◆ **Task description**
Count the lines that hold the string "this". Reply with the number alone.

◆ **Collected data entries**
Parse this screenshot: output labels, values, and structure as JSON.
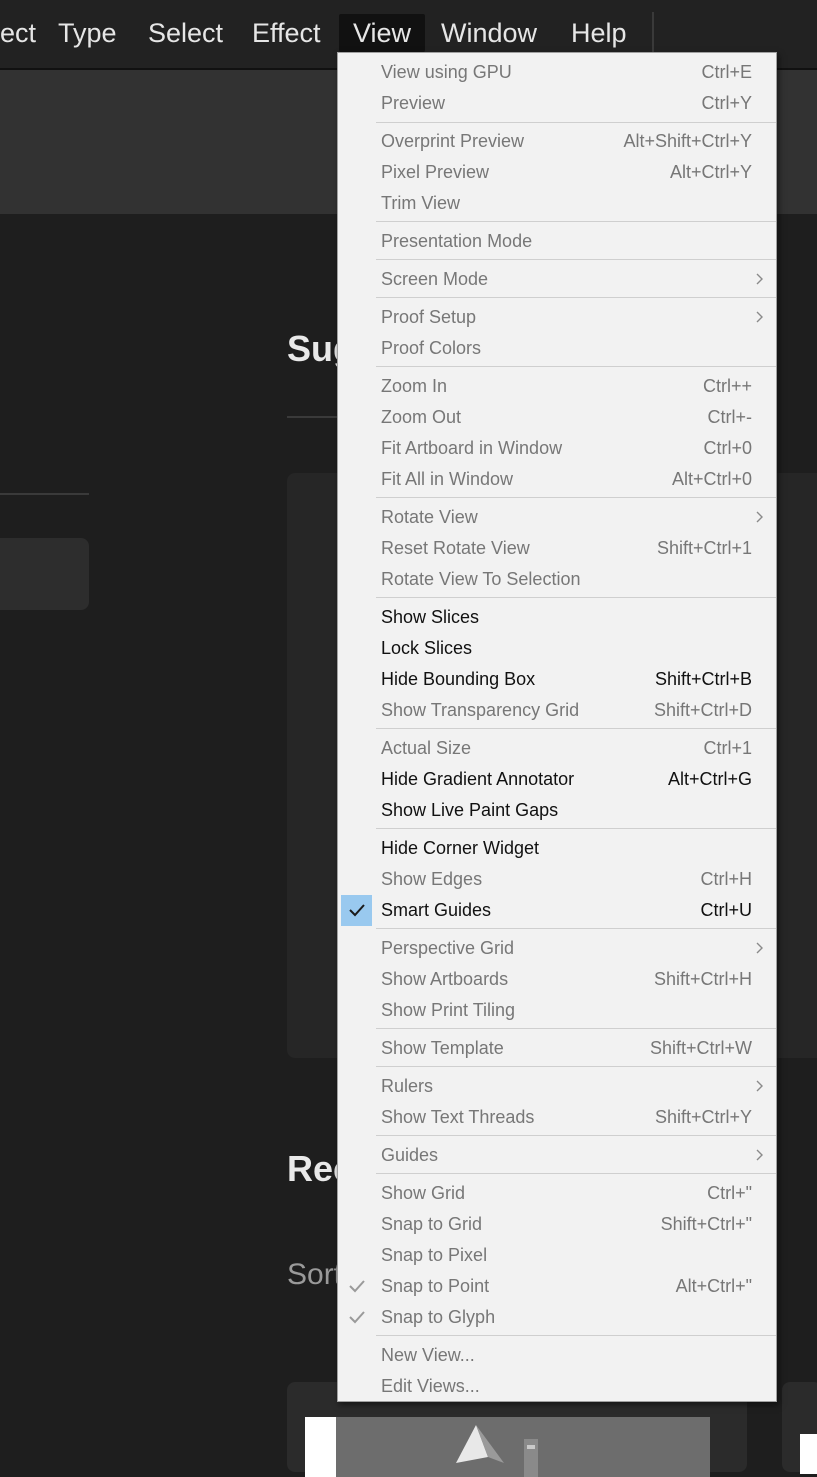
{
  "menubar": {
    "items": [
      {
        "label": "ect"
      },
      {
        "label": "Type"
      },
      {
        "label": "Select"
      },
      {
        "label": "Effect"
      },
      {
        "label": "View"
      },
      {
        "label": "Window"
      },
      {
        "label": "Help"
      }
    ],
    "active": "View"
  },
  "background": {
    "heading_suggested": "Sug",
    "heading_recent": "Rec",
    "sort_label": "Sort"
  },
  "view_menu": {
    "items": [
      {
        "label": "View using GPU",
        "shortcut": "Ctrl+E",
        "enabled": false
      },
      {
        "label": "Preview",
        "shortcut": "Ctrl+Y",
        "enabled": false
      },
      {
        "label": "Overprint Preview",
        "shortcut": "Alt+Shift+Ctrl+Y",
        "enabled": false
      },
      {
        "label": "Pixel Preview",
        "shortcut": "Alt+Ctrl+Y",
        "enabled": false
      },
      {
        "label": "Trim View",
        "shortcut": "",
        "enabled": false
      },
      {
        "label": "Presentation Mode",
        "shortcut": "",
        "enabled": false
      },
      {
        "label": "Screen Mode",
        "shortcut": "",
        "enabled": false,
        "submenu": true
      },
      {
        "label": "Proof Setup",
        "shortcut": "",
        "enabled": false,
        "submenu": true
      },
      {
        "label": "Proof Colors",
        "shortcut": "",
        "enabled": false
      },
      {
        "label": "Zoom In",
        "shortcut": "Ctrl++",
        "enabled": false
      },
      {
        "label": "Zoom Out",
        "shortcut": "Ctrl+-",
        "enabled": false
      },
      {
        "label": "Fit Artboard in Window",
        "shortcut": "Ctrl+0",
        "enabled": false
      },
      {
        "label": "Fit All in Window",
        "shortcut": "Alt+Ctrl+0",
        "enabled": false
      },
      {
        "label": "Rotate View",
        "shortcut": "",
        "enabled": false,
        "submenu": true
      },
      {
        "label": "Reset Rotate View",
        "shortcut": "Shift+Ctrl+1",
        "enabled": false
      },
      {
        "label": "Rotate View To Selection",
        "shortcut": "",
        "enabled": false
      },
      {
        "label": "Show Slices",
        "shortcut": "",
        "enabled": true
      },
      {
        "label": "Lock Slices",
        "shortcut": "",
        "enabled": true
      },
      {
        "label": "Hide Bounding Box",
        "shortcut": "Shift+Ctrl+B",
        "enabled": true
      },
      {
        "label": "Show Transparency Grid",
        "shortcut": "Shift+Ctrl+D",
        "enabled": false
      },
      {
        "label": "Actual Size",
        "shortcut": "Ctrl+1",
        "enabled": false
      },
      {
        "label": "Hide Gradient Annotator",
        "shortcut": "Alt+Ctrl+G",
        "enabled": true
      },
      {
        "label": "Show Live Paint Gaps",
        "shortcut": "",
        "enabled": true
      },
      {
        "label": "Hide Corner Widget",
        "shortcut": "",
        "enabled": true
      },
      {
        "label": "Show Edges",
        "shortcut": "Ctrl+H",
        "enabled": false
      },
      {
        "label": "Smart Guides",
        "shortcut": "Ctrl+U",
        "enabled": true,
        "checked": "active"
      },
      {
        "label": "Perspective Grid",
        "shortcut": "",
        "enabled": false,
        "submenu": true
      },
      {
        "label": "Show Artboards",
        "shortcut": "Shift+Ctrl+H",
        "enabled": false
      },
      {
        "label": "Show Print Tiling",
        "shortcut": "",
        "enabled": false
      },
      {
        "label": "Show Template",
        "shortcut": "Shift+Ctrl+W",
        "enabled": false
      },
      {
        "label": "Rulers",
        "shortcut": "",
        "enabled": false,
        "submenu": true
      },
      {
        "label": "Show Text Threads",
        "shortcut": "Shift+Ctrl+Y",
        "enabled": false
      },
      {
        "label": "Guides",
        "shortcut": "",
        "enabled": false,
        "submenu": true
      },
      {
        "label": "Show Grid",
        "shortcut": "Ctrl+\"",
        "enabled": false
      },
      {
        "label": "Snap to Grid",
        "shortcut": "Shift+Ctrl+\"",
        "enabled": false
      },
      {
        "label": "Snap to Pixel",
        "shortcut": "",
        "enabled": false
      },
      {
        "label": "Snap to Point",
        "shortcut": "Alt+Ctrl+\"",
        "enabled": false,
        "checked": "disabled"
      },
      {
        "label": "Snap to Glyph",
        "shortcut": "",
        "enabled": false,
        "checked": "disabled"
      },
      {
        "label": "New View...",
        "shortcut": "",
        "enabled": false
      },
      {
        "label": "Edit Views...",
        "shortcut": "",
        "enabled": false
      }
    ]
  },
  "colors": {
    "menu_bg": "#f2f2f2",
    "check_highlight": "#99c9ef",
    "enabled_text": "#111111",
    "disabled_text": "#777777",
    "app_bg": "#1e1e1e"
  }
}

...

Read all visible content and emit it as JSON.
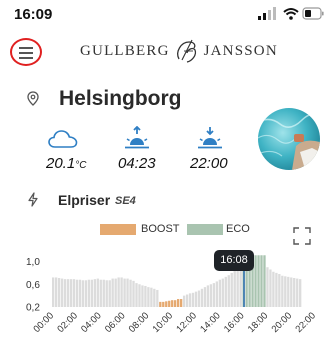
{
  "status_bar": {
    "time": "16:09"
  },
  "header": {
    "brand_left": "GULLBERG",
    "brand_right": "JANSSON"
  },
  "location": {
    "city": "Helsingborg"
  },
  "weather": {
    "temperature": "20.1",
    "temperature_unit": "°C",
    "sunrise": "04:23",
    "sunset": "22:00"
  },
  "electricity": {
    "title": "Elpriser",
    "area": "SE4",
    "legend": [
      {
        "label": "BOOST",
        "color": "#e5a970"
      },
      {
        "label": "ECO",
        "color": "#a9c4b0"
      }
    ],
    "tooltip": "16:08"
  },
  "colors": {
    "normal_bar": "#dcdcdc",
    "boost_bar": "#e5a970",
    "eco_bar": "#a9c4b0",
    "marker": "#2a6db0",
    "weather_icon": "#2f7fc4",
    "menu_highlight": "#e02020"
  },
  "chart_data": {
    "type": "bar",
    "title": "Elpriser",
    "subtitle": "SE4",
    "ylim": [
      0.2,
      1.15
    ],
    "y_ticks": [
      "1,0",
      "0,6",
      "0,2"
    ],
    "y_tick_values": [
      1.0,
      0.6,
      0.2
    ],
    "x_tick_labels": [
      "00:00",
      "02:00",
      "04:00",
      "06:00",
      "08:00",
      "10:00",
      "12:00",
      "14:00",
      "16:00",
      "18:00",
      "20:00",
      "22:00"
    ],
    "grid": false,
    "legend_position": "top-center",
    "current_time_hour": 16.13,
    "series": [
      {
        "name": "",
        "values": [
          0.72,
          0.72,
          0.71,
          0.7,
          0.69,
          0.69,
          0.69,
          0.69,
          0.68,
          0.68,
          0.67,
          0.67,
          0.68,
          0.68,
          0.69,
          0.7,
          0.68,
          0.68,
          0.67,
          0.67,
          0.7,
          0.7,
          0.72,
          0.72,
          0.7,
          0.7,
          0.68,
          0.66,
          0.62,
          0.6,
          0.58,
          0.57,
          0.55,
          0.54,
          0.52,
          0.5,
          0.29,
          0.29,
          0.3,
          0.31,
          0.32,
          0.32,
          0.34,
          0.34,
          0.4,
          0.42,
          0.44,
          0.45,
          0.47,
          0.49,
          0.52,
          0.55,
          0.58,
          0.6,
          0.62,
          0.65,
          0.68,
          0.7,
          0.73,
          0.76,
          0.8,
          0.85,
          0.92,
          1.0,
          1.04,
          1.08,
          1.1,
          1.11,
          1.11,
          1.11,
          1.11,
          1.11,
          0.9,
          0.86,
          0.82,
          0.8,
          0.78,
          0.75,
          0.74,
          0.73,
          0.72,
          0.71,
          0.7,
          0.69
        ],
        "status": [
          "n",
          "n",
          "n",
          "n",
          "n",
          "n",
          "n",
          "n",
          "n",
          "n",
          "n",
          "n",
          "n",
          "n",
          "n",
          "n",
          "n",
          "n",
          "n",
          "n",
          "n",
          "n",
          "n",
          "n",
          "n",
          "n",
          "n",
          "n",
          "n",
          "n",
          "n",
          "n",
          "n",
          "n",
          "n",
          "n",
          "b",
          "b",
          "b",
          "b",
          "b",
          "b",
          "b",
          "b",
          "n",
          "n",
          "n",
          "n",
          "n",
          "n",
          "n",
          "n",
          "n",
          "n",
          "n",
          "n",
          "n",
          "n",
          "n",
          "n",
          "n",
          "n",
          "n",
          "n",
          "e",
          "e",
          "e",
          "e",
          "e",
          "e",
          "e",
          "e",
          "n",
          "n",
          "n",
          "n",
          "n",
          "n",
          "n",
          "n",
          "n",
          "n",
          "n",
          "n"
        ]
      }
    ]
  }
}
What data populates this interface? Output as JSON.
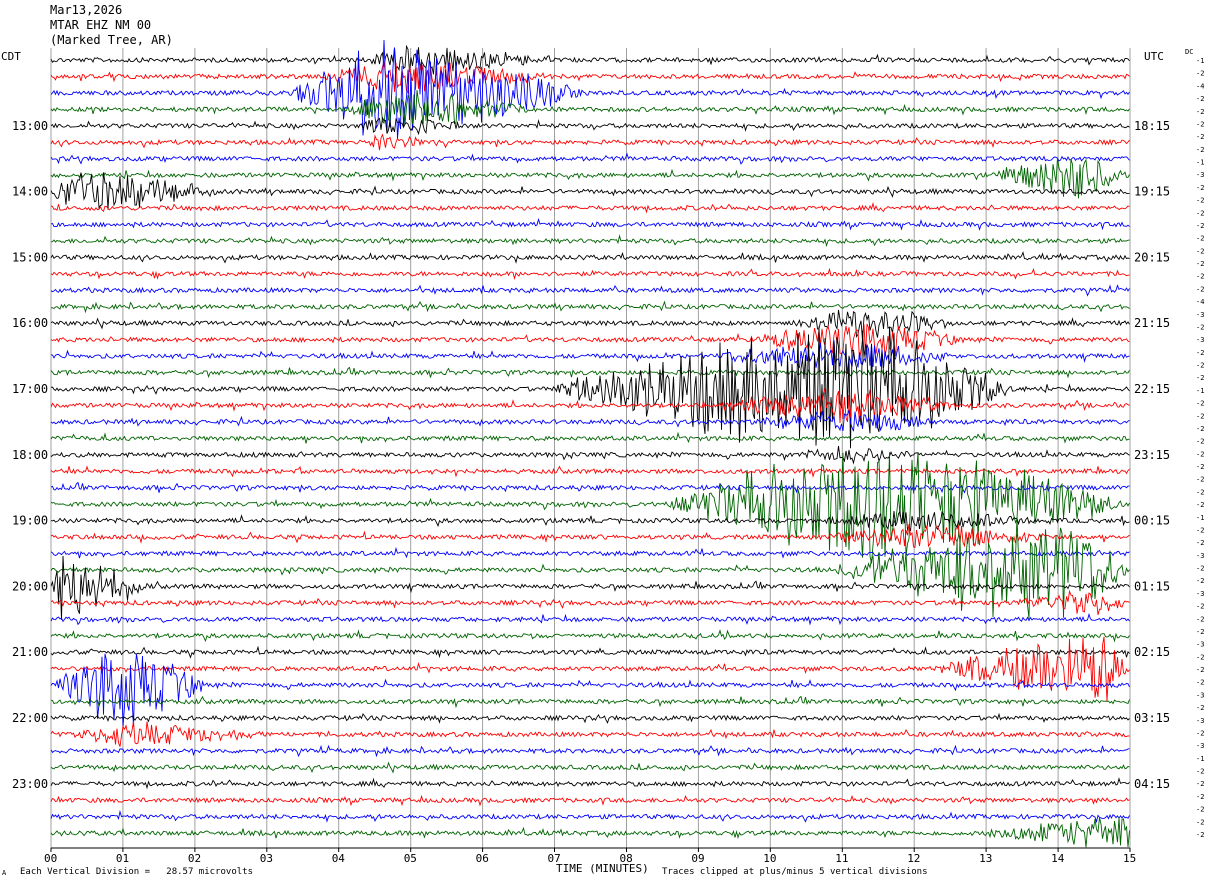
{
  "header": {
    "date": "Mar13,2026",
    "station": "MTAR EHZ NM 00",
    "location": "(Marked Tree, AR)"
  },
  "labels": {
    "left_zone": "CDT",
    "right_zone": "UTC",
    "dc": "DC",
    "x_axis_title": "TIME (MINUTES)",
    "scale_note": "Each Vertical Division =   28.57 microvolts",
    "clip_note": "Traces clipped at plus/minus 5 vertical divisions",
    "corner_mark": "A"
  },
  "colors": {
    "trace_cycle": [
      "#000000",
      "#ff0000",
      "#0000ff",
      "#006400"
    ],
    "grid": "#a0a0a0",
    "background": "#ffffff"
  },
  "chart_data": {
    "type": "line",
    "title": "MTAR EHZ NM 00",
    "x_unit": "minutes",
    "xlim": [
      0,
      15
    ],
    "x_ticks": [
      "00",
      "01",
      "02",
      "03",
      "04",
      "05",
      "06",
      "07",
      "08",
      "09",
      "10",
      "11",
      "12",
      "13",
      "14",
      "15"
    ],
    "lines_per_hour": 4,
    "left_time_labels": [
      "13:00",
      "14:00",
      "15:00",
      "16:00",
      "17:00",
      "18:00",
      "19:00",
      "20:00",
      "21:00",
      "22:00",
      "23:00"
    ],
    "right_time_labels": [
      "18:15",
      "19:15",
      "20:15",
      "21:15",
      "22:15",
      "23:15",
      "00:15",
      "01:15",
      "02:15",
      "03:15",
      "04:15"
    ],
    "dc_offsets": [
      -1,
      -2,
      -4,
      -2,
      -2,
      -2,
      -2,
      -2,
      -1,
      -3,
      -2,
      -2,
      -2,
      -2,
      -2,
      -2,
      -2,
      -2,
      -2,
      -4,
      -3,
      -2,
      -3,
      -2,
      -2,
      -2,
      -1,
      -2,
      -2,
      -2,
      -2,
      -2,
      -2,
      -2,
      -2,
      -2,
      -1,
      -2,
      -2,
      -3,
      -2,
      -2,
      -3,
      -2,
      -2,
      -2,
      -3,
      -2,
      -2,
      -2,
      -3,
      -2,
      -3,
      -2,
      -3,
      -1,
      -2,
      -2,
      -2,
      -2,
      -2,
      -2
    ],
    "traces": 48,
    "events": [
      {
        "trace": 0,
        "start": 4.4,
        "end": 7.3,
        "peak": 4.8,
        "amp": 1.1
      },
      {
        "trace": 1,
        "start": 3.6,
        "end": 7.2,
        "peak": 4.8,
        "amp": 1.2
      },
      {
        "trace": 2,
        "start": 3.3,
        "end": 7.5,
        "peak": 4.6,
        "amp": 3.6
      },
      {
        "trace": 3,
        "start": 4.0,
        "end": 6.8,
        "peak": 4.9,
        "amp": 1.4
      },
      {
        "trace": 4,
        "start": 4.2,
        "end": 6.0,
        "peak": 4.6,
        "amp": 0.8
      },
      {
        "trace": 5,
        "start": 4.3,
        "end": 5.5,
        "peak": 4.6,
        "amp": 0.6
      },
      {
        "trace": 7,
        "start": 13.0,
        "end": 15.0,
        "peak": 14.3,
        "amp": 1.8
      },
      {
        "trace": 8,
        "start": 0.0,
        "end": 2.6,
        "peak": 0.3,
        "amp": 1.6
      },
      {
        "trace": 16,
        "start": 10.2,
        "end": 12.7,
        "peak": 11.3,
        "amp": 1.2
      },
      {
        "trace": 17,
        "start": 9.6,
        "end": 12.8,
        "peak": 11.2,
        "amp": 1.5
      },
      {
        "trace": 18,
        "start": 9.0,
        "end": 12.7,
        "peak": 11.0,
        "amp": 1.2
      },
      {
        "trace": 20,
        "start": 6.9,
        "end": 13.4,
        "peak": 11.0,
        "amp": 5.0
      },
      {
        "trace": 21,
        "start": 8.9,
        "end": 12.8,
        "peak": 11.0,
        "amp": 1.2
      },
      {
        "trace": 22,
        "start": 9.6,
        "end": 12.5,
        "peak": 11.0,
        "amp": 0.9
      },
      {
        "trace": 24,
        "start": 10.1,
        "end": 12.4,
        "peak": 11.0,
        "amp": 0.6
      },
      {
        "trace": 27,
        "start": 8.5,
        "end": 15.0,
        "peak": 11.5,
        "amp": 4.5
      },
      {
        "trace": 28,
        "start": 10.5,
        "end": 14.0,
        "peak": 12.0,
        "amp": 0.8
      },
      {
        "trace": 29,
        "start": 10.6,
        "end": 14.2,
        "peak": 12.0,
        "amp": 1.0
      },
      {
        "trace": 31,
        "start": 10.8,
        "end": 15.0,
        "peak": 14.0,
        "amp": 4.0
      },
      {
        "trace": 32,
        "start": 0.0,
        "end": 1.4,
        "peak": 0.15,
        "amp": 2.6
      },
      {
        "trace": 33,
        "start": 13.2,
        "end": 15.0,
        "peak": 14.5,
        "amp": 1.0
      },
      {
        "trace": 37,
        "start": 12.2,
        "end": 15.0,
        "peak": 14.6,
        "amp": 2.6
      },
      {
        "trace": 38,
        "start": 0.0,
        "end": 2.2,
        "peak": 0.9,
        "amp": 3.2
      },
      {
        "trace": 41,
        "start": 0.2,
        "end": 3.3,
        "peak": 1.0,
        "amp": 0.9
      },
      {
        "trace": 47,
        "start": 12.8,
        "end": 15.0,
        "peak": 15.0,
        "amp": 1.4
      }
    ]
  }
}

◆ **Answer to the exercise**
2